(Dataset records)

******************************

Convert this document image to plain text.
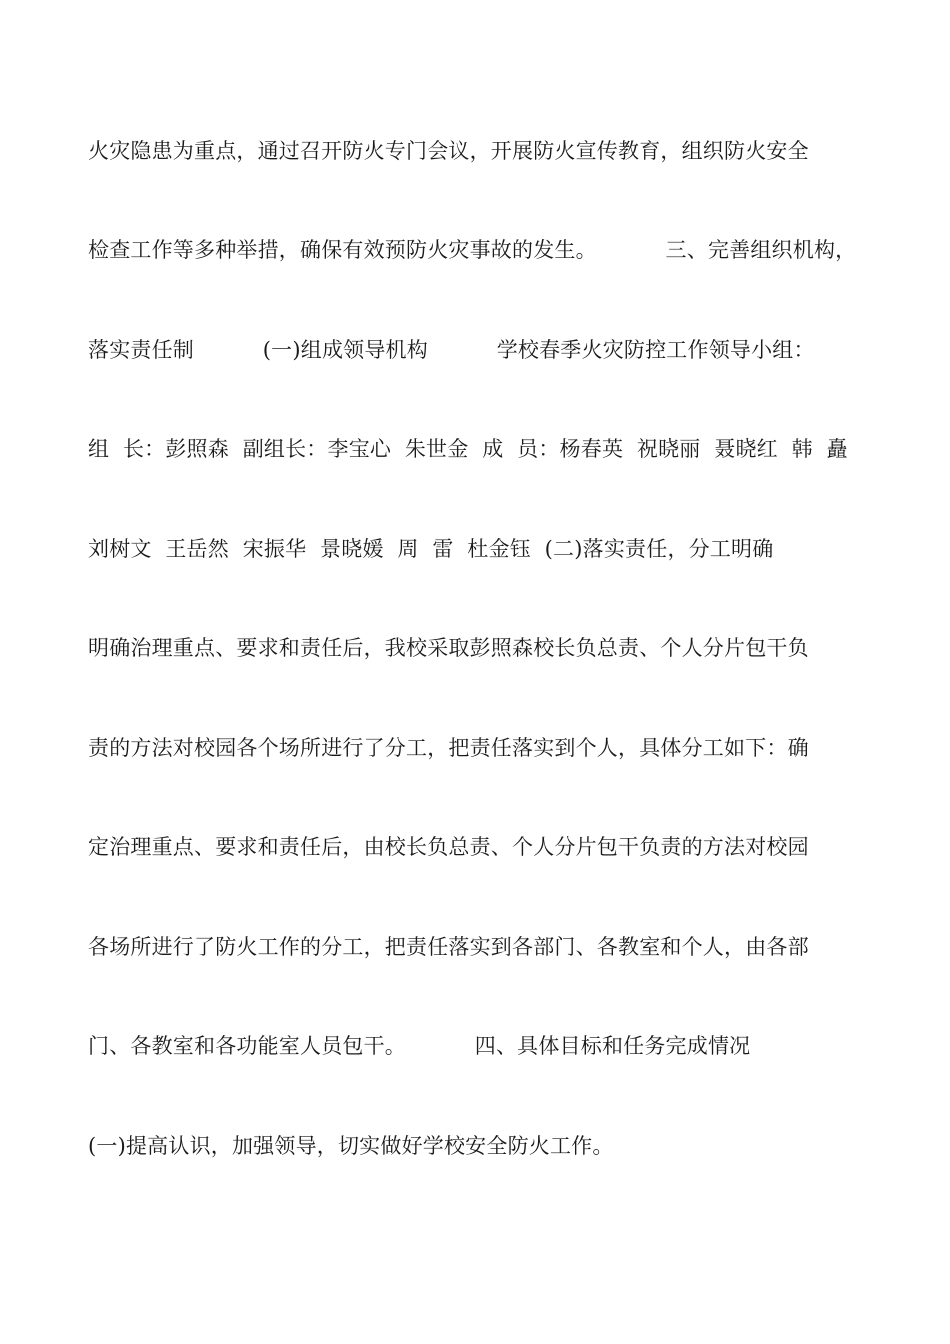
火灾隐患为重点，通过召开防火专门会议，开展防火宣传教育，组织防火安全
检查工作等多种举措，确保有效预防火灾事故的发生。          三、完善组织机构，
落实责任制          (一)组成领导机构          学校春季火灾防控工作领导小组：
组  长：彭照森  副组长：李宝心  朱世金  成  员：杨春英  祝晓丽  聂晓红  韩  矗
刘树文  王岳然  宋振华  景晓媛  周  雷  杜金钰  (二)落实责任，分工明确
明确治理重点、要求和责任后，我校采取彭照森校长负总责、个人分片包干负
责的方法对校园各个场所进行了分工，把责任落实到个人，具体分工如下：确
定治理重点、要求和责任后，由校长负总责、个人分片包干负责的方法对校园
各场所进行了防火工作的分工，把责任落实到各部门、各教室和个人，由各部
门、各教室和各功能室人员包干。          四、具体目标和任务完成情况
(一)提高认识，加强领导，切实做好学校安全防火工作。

******************************

WRITTEN INSTRUCTION
Output the data exactly. Pictures don't belong in the result.

WRITTEN RESPONSE
Convert this document image to plain text.
火灾隐患为重点，通过召开防火专门会议，开展防火宣传教育，组织防火安全
检查工作等多种举措，确保有效预防火灾事故的发生。          三、完善组织机构，
落实责任制          (一)组成领导机构          学校春季火灾防控工作领导小组：
组  长：彭照森  副组长：李宝心  朱世金  成  员：杨春英  祝晓丽  聂晓红  韩  矗
刘树文  王岳然  宋振华  景晓媛  周  雷  杜金钰  (二)落实责任，分工明确
明确治理重点、要求和责任后，我校采取彭照森校长负总责、个人分片包干负
责的方法对校园各个场所进行了分工，把责任落实到个人，具体分工如下：确
定治理重点、要求和责任后，由校长负总责、个人分片包干负责的方法对校园
各场所进行了防火工作的分工，把责任落实到各部门、各教室和个人，由各部
门、各教室和各功能室人员包干。          四、具体目标和任务完成情况
(一)提高认识，加强领导，切实做好学校安全防火工作。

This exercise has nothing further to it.